Problem details: Pull out every line with the word "text" from the entries below.

Data to process:
▬▬▬▬▬▬▬▬▬▬

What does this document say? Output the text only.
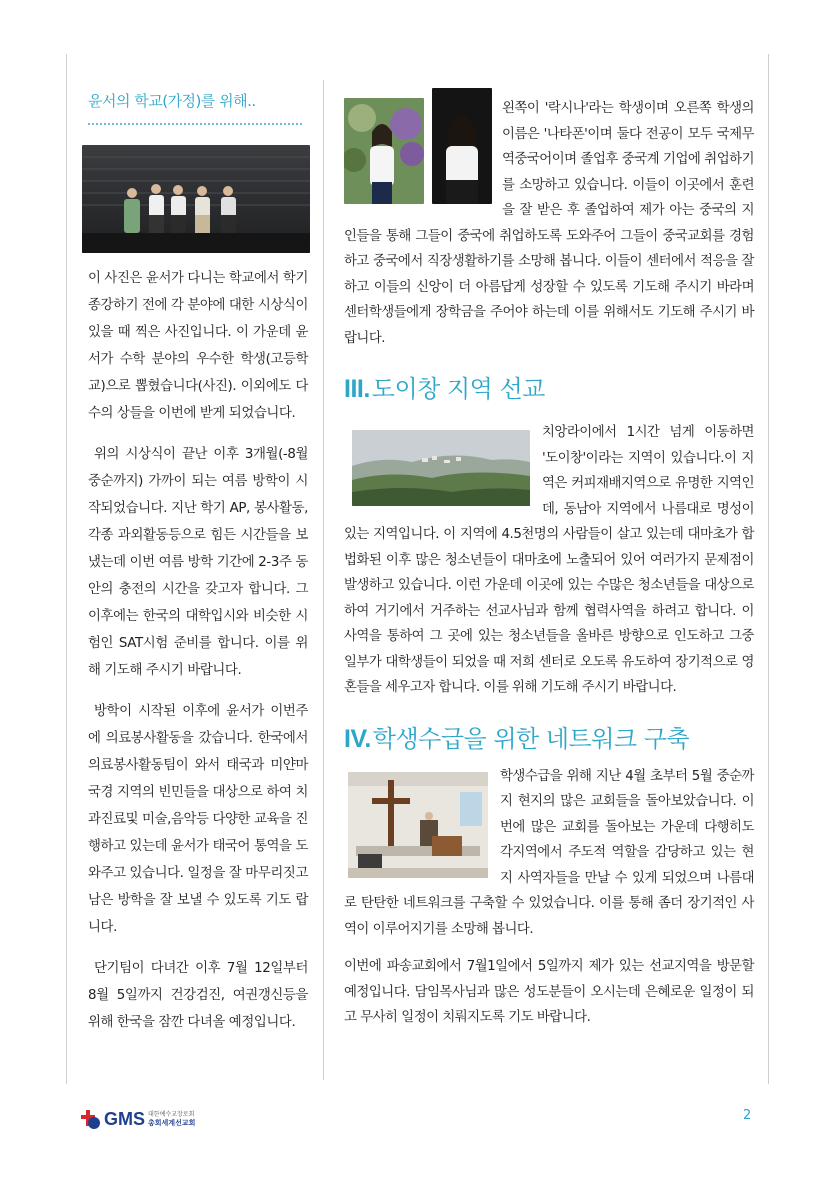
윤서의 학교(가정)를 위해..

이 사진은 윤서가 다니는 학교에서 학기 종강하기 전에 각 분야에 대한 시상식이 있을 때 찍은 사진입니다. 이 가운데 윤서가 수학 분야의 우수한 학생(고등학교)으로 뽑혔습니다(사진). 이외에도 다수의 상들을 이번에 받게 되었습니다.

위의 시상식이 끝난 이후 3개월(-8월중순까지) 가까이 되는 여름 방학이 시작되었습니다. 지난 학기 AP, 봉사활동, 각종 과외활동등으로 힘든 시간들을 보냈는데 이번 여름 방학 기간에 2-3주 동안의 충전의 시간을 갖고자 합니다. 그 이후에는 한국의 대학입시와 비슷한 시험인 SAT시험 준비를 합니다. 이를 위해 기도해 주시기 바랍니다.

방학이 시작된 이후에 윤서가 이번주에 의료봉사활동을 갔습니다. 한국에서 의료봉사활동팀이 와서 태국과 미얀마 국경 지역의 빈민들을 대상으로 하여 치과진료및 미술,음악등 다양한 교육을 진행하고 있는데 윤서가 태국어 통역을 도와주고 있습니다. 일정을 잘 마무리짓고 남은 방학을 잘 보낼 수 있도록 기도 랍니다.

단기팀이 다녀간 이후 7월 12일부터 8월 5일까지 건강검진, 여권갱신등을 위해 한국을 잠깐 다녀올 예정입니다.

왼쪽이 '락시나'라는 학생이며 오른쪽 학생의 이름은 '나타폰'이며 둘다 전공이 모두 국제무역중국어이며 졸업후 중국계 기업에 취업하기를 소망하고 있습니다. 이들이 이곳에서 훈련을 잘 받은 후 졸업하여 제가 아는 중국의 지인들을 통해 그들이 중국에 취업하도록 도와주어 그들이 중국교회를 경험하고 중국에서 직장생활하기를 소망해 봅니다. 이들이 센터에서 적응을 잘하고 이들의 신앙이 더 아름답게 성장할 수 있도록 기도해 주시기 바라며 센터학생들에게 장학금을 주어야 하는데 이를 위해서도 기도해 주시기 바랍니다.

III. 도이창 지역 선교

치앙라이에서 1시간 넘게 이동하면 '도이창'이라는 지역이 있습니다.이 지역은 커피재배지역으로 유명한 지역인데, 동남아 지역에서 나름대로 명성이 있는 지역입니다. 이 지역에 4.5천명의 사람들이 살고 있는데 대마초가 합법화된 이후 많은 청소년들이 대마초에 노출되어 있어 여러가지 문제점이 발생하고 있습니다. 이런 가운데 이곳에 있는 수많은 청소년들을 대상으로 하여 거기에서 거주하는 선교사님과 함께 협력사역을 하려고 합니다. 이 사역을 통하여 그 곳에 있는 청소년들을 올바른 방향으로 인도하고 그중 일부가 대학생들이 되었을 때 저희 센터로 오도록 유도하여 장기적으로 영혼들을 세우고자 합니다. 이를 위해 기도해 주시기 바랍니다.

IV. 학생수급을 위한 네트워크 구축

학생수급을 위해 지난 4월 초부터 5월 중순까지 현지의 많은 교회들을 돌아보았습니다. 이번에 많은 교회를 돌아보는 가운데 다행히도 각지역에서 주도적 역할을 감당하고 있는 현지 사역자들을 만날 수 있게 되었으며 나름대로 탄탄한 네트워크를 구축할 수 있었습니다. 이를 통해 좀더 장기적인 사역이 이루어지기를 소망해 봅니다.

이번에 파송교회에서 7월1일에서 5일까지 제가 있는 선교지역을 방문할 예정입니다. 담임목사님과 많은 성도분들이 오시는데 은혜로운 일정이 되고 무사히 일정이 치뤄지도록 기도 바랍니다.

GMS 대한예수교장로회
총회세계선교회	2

▬▬▬▬▬▬▬▬▬▬

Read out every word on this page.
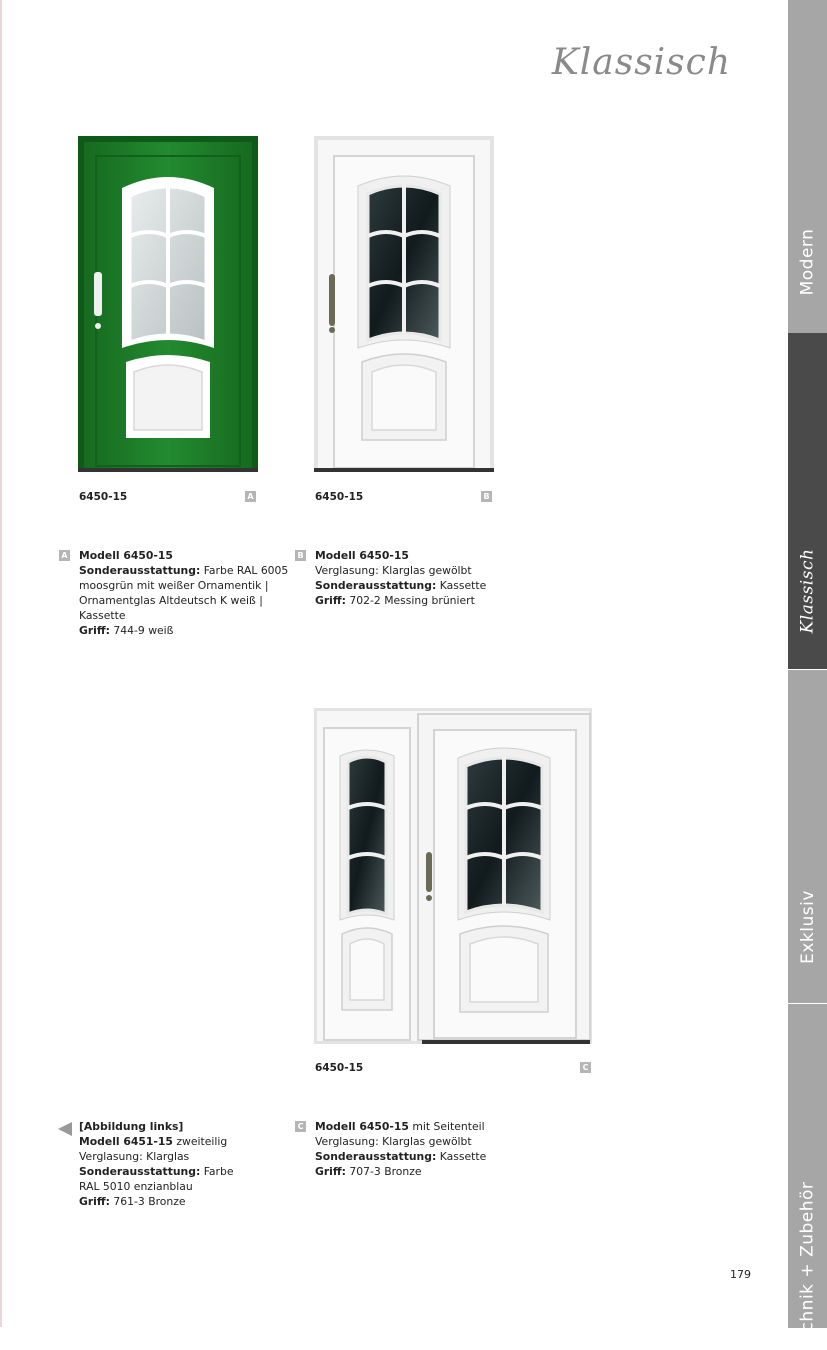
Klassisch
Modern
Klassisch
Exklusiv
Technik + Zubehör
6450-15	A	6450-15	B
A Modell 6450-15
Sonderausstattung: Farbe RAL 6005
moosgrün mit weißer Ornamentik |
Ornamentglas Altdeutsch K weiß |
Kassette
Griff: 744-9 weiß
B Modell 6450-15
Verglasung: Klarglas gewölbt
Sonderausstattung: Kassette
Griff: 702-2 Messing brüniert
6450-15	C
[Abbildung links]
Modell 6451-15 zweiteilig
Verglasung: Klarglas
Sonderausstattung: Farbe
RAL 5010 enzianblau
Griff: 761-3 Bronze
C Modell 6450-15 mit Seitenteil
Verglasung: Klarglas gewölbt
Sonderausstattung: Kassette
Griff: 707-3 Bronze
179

▬▬▬▬▬▬▬▬▬▬

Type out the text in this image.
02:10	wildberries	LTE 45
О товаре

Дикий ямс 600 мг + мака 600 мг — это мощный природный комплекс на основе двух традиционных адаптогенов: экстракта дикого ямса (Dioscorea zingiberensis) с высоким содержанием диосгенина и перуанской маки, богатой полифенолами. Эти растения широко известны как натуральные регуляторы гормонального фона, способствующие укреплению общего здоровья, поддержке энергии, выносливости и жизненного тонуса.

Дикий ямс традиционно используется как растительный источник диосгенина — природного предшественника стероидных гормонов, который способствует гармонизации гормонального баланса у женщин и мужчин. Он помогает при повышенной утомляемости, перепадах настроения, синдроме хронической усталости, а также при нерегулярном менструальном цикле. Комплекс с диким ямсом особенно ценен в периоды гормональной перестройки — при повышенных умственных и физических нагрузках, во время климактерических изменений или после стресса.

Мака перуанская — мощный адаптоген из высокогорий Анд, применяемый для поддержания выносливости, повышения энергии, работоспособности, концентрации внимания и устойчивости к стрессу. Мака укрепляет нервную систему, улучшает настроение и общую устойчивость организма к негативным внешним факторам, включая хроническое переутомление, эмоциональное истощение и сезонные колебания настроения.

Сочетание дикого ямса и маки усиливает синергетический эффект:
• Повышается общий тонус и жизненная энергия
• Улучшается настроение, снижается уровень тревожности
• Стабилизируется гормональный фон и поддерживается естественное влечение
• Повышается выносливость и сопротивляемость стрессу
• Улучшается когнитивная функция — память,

▬▬▬▬▬▬▬▬▬▬

Written answer:
What does this document say? Output the text only.
Type out the text in this image.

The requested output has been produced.